— Begin —
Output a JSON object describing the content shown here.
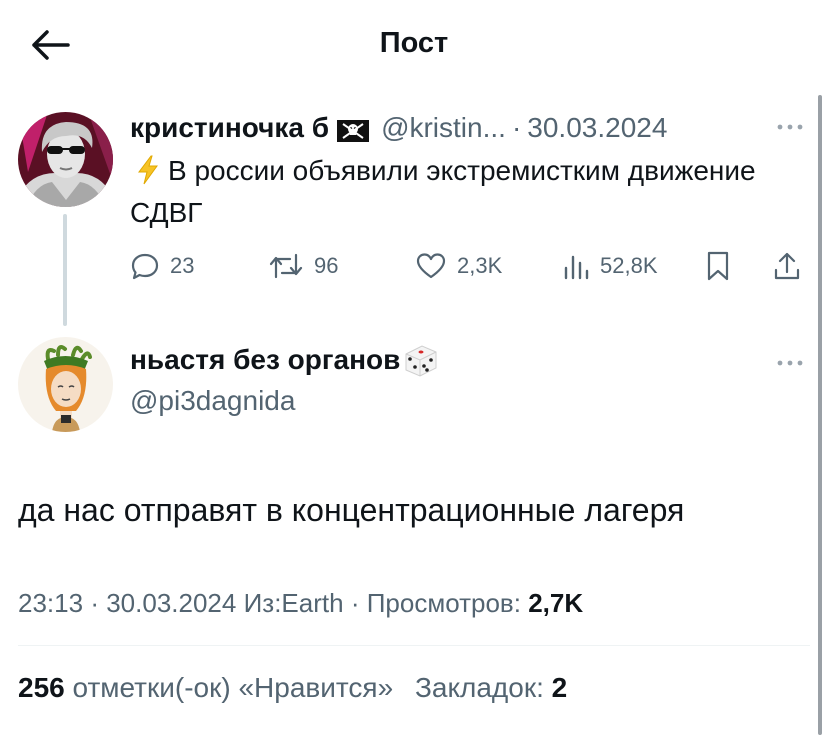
{
  "header": {
    "title": "Пост",
    "back_icon": "arrow-left-icon"
  },
  "parent_tweet": {
    "author_name": "кристиночка б",
    "handle": "@kristin...",
    "separator": "·",
    "date": "30.03.2024",
    "emoji_icon": "lightning-bolt-icon",
    "text": "В россии объявили экстремистким движение СДВГ",
    "actions": {
      "replies": "23",
      "retweets": "96",
      "likes": "2,3K",
      "views": "52,8K"
    }
  },
  "main_tweet": {
    "author_name": "ньастя без органов",
    "handle": "@pi3dagnida",
    "text": "да нас отправят в концентрационные лагеря",
    "meta": {
      "time": "23:13",
      "sep1": "·",
      "date": "30.03.2024",
      "source": "Из:Earth",
      "sep2": "·",
      "views_label": "Просмотров:",
      "views_value": "2,7K"
    },
    "stats": {
      "likes_count": "256",
      "likes_label": "отметки(-ок) «Нравится»",
      "bookmarks_label": "Закладок:",
      "bookmarks_count": "2"
    }
  },
  "colors": {
    "text": "#0f1419",
    "muted": "#536471",
    "bolt": "#f7c325",
    "divider": "#eff3f4"
  }
}
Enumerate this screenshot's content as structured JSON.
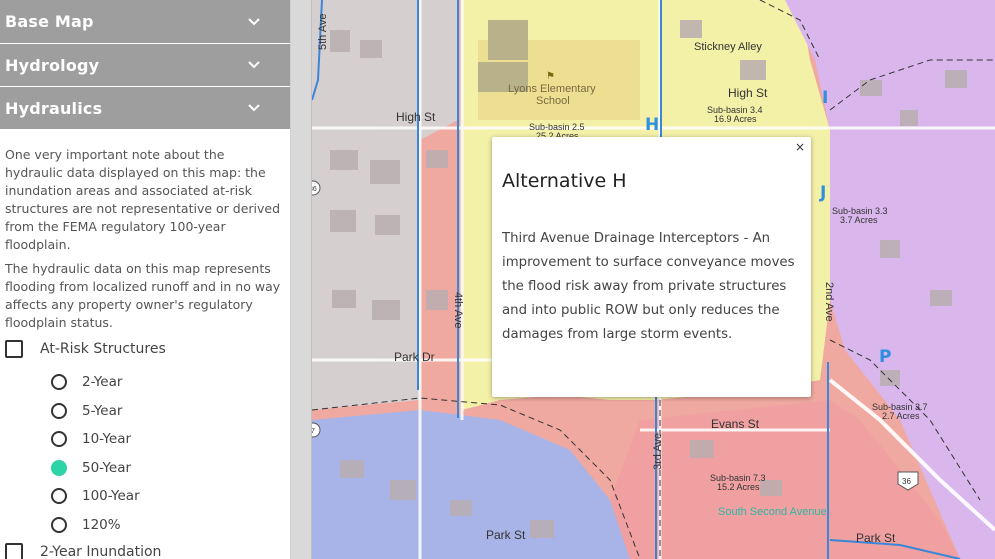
{
  "sidebar": {
    "panels": [
      {
        "label": "Base Map"
      },
      {
        "label": "Hydrology"
      },
      {
        "label": "Hydraulics"
      }
    ],
    "notes": [
      "One very important note about the hydraulic data displayed on this map: the inundation areas and associated at-risk structures are not representative or derived from the FEMA regulatory 100-year floodplain.",
      "The hydraulic data on this map represents flooding from localized runoff and in no way affects any property owner's regulatory floodplain status."
    ],
    "at_risk": {
      "label": "At-Risk Structures",
      "checked": false,
      "options": [
        {
          "label": "2-Year",
          "selected": false
        },
        {
          "label": "5-Year",
          "selected": false
        },
        {
          "label": "10-Year",
          "selected": false
        },
        {
          "label": "50-Year",
          "selected": true
        },
        {
          "label": "100-Year",
          "selected": false
        },
        {
          "label": "120%",
          "selected": false
        }
      ]
    },
    "inundation": {
      "label": "2-Year Inundation",
      "checked": false
    }
  },
  "map": {
    "streets": [
      "5th Ave",
      "High St",
      "High St",
      "Stickney Alley",
      "Park Dr",
      "4th Ave",
      "2nd Ave",
      "3rd Ave",
      "Evans St",
      "Park St",
      "Park St",
      "South Second Avenue"
    ],
    "school": [
      "Lyons Elementary",
      "School"
    ],
    "subbasins": [
      {
        "name": "Sub-basin 2.5",
        "area": "25.2 Acres"
      },
      {
        "name": "Sub-basin 3.4",
        "area": "16.9 Acres"
      },
      {
        "name": "Sub-basin 3.3",
        "area": "3.7 Acres"
      },
      {
        "name": "Sub-basin 3.7",
        "area": "2.7 Acres"
      },
      {
        "name": "Sub-basin 7.3",
        "area": "15.2 Acres"
      }
    ],
    "markers": [
      "H",
      "I",
      "J",
      "P"
    ],
    "shields": [
      "36",
      "7",
      "36"
    ],
    "colors": {
      "high_risk": "#f0a9a0",
      "moderate_risk": "#f3f0a8",
      "basin_purple": "#d9b6ec",
      "basin_blue": "#a8b4e8",
      "basin_gray": "#d6cfd0",
      "channel": "#3a86d8",
      "marker": "#2f8fe0",
      "highlight_text": "#2db6a4"
    }
  },
  "popup": {
    "close": "×",
    "title": "Alternative H",
    "body": "Third Avenue Drainage Interceptors - An improvement to surface conveyance moves the flood risk away from private structures and into public ROW but only reduces the damages from large storm events."
  }
}
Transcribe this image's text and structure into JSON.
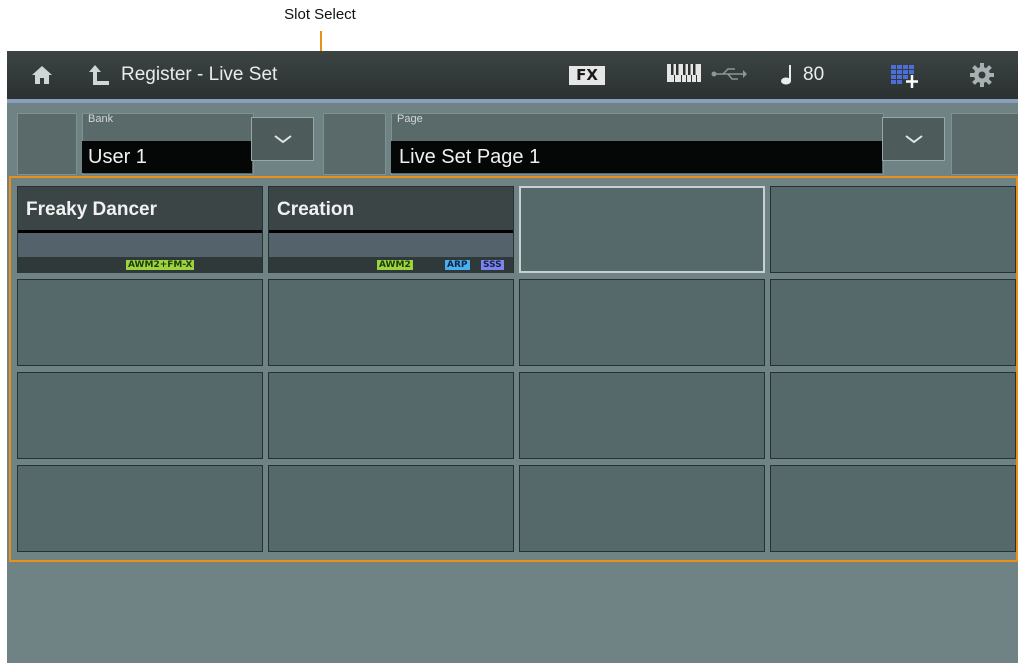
{
  "callout": {
    "label": "Slot Select",
    "color": "#e8901a"
  },
  "topbar": {
    "title": "Register - Live Set",
    "fx_label": "FX",
    "tempo": "80",
    "icons": [
      "home-icon",
      "back-arrow-icon",
      "keyboard-icon",
      "usb-icon",
      "quarter-note-icon",
      "live-set-add-icon",
      "gear-icon"
    ]
  },
  "bank": {
    "label": "Bank",
    "value": "User 1"
  },
  "page": {
    "label": "Page",
    "value": "Live Set Page 1"
  },
  "slots": [
    {
      "name": "Freaky Dancer",
      "badges": [
        "AWM2+FM-X"
      ]
    },
    {
      "name": "Creation",
      "badges": [
        "AWM2",
        "ARP",
        "SSS"
      ]
    },
    {
      "name": "",
      "selected": true
    },
    {
      "name": ""
    }
  ],
  "colors": {
    "accent": "#e8901a",
    "awm": "#9bd43c",
    "fmx": "#2fbf7c",
    "arp": "#4aaef0",
    "sss": "#7b86e8"
  }
}
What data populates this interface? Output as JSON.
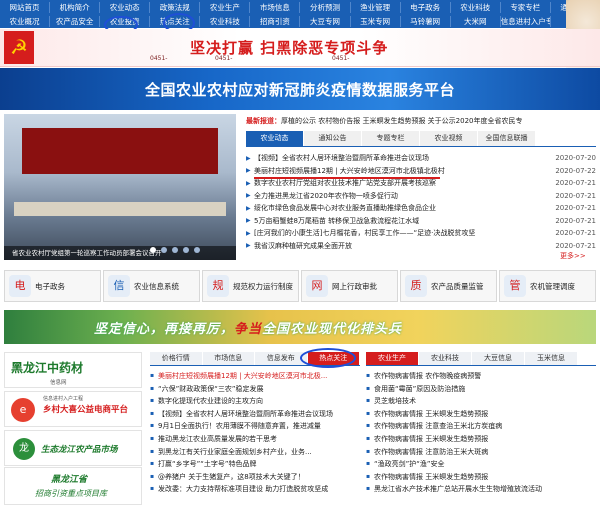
{
  "nav": {
    "row1": [
      "网站首页",
      "机构简介",
      "农业动态",
      "政策法规",
      "农业生产",
      "市场信息",
      "分析预测",
      "渔业管理",
      "电子政务",
      "农业科技",
      "专家专栏",
      "通知公告"
    ],
    "row2": [
      "农业概况",
      "农产品安全",
      "农业投资",
      "热点关注",
      "农业科技",
      "招商引资",
      "大豆专网",
      "玉米专网",
      "马铃薯网",
      "大米网",
      "信息进村入户专栏",
      ""
    ]
  },
  "banner1": {
    "emblem": "☭",
    "slogan": "坚决打赢 扫黑除恶专项斗争",
    "phone_left": "0451-",
    "phone_mid": "0451-",
    "phone_right": "0451-"
  },
  "banner2": {
    "title": "全国农业农村应对新冠肺炎疫情数据服务平台"
  },
  "photo": {
    "screen_text": "",
    "caption": "省农业农村厅党组第一轮巡察工作动员部署会议召开"
  },
  "hot": {
    "label": "最新报道：",
    "text": "厚植的公示 农村物价告报 王米螟发生趋势预报 关于公示2020年度全省农民专"
  },
  "tabs": [
    "农业动态",
    "通知公告",
    "专题专栏",
    "农业视频",
    "全国信息联播"
  ],
  "news": [
    {
      "title": "【视频】全省农村人居环境整治暨厕所革命推进会议现场",
      "date": "2020-07-20"
    },
    {
      "title": "美丽村庄短视频展播12期 | 大兴安岭地区漠河市北极镇北极村",
      "date": "2020-07-22"
    },
    {
      "title": "数字农业农村厅党组对农业技术推广站党支部开展考核巡察",
      "date": "2020-07-21"
    },
    {
      "title": "全力推进黑龙江省2020年农作物一喷多促行动",
      "date": "2020-07-21"
    },
    {
      "title": "绥化市绿色食品发展中心对农业服务直播助推绿色食品企业",
      "date": "2020-07-21"
    },
    {
      "title": "5万亩稻蟹蛙8万尾稻苗 转移保卫战急救流程花江水域",
      "date": "2020-07-21"
    },
    {
      "title": "[庄河我们的小康生活]七月榴花香，村民享工作——“足迹·决战脱贫攻坚",
      "date": "2020-07-21"
    },
    {
      "title": "我省汉麻种植研究成果全面开放",
      "date": "2020-07-21"
    }
  ],
  "more": "更多>>",
  "services": [
    {
      "icon": "电",
      "label": "电子政务"
    },
    {
      "icon": "信",
      "label": "农业信息系统"
    },
    {
      "icon": "规",
      "label": "规范权力运行制度"
    },
    {
      "icon": "网",
      "label": "网上行政审批"
    },
    {
      "icon": "质",
      "label": "农产品质量监管"
    },
    {
      "icon": "管",
      "label": "农机管理调度"
    }
  ],
  "banner3": {
    "title_part1": "坚定信心，再接再厉，",
    "title_part2": "争当",
    "title_part3": "全国农业现代化排头兵"
  },
  "promos": {
    "p1_title": "黑龙江中药材",
    "p1_sub": "信息网",
    "p2_top": "信息进村入户工程",
    "p2_title": "乡村大喜公益电商平台",
    "p3_title": "生态龙江农产品市场",
    "p4_title": "黑龙江省",
    "p4_sub": "招商引资重点项目库"
  },
  "mid_tabs": [
    "价格行情",
    "市场信息",
    "信息发布",
    "热点关注"
  ],
  "right_tabs": [
    "农业生产",
    "农业科技",
    "大豆信息",
    "玉米信息"
  ],
  "mid_list": [
    "美丽村庄短视频展播12期 | 大兴安岭地区漠河市北极...",
    "“六保”财政政策保“三农”稳定发展",
    "数字化提现代农业建设的主攻方向",
    "【视频】全省农村人居环境整治暨厕所革命推进会议现场",
    "9月1日全面执行！农用薄膜不得随意弃置，推进减量",
    "推动黑龙江农业高质量发展的若干思考",
    "到黑龙江有关行业家庭全面规划乡村产业，业务...",
    "打赢“乡字号”“土字号”特色品牌",
    "@养猪户 关于生猪复产，这8项技术大关键了！",
    "发改委：大力支持帮标准项目建设 助力打造脱贫攻坚成"
  ],
  "right_list": [
    "农作物病害情报 农作物晚疫病预警",
    "食用菌“霉菌”原因及防治措施",
    "灵芝栽培技术",
    "农作物病害情报 王米螟发生趋势预报",
    "农作物病害情报 注意查治王米北方炭疽病",
    "农作物病害情报 王米螟发生趋势预报",
    "农作物病害情报 注意防治王米大斑病",
    "“渔政亮剑”护“渔”安全",
    "农作物病害情报 王米螟发生趋势预报",
    "黑龙江省水产技术推广总站开展水生生物增殖放流活动"
  ]
}
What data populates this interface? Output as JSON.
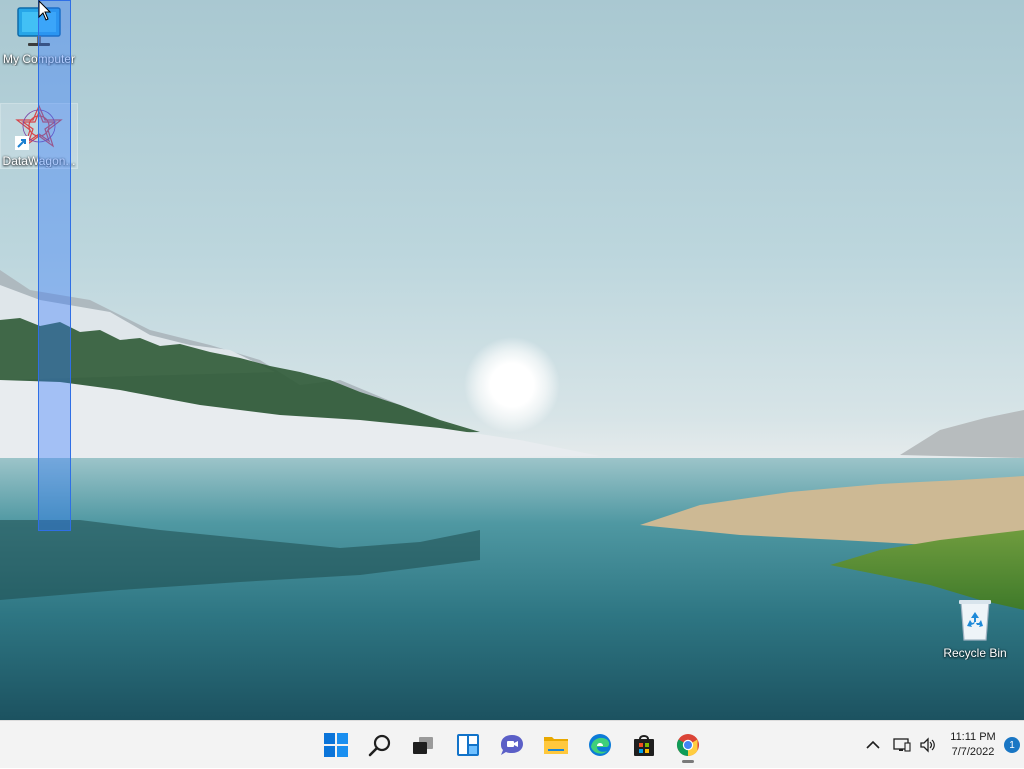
{
  "desktop": {
    "icons": [
      {
        "label": "My Computer",
        "icon": "monitor-icon"
      },
      {
        "label": "DataWagon...",
        "icon": "datawagon-icon"
      },
      {
        "label": "Recycle Bin",
        "icon": "recycle-bin-icon"
      }
    ]
  },
  "taskbar": {
    "apps": [
      {
        "name": "Start",
        "icon": "windows-start-icon"
      },
      {
        "name": "Search",
        "icon": "search-icon"
      },
      {
        "name": "Task View",
        "icon": "task-view-icon"
      },
      {
        "name": "Widgets",
        "icon": "widgets-icon"
      },
      {
        "name": "Chat",
        "icon": "chat-icon"
      },
      {
        "name": "File Explorer",
        "icon": "folder-icon"
      },
      {
        "name": "Microsoft Edge",
        "icon": "edge-icon"
      },
      {
        "name": "Microsoft Store",
        "icon": "store-icon"
      },
      {
        "name": "Google Chrome",
        "icon": "chrome-icon",
        "running": true
      }
    ],
    "tray": {
      "time": "11:11 PM",
      "date": "7/7/2022",
      "notification_count": "1"
    }
  },
  "colors": {
    "selection_fill": "#3378ff",
    "taskbar_bg": "#f3f3f3",
    "accent": "#1976c4"
  }
}
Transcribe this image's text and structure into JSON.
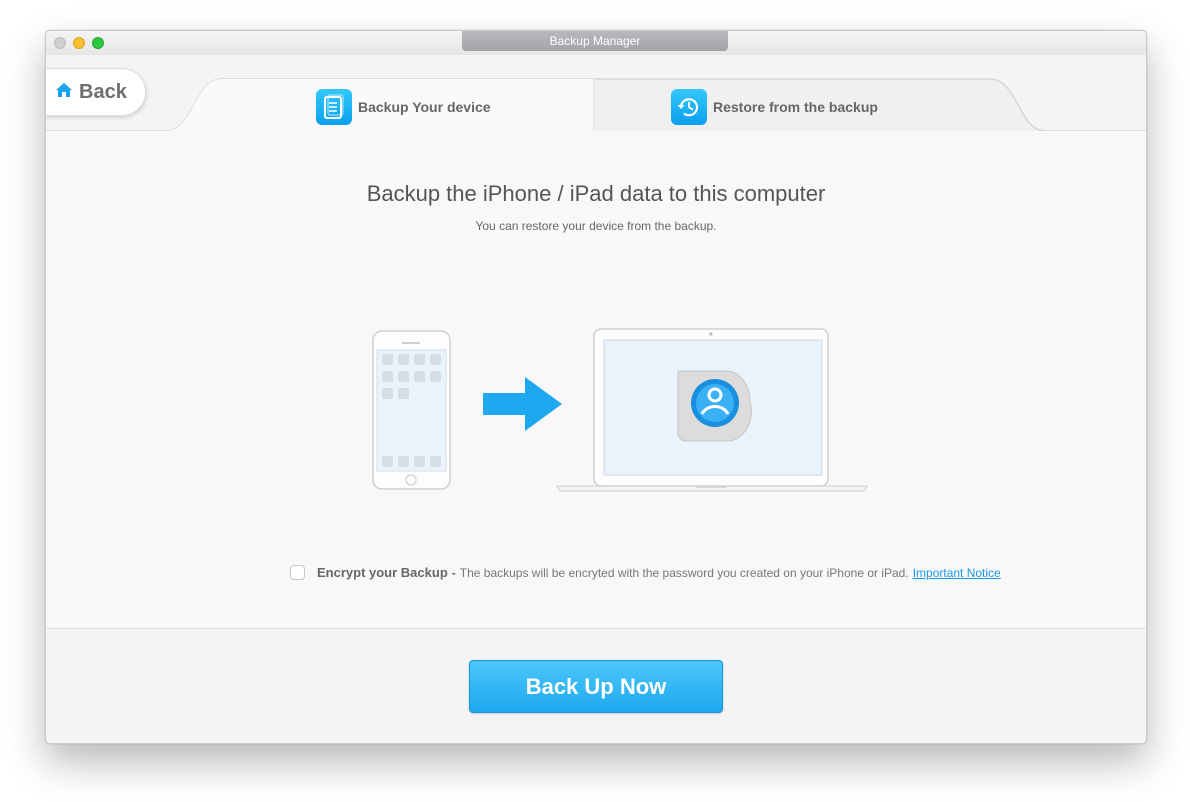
{
  "window": {
    "title": "Backup Manager"
  },
  "header": {
    "back_label": "Back",
    "tabs": [
      {
        "label": "Backup Your device",
        "icon": "backup-document-icon",
        "active": true
      },
      {
        "label": "Restore from the backup",
        "icon": "restore-clock-icon",
        "active": false
      }
    ]
  },
  "main": {
    "heading": "Backup the iPhone / iPad data to this computer",
    "subheading": "You can restore your device from the backup.",
    "encrypt": {
      "title": "Encrypt your Backup",
      "dash": "-",
      "description": "The backups will be encryted with the password you created on your iPhone or iPad.",
      "link": "Important Notice",
      "checked": false
    }
  },
  "footer": {
    "button_label": "Back Up Now"
  },
  "colors": {
    "accent": "#1ea8ef",
    "link": "#1a98e8"
  }
}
— End —
--- What to do ---
Find each line that has the word "regulatory", then copy it out.

--- Response below ---
      "One very important note about the hydraulic data displayed on this map: the inundation areas and associated at-risk structures are not representative or derived from the FEMA regulatory 100-year floodplain.",
      "The hydraulic data on this map represents flooding from localized runoff and in no way affects any property owner's regulatory floodplain status."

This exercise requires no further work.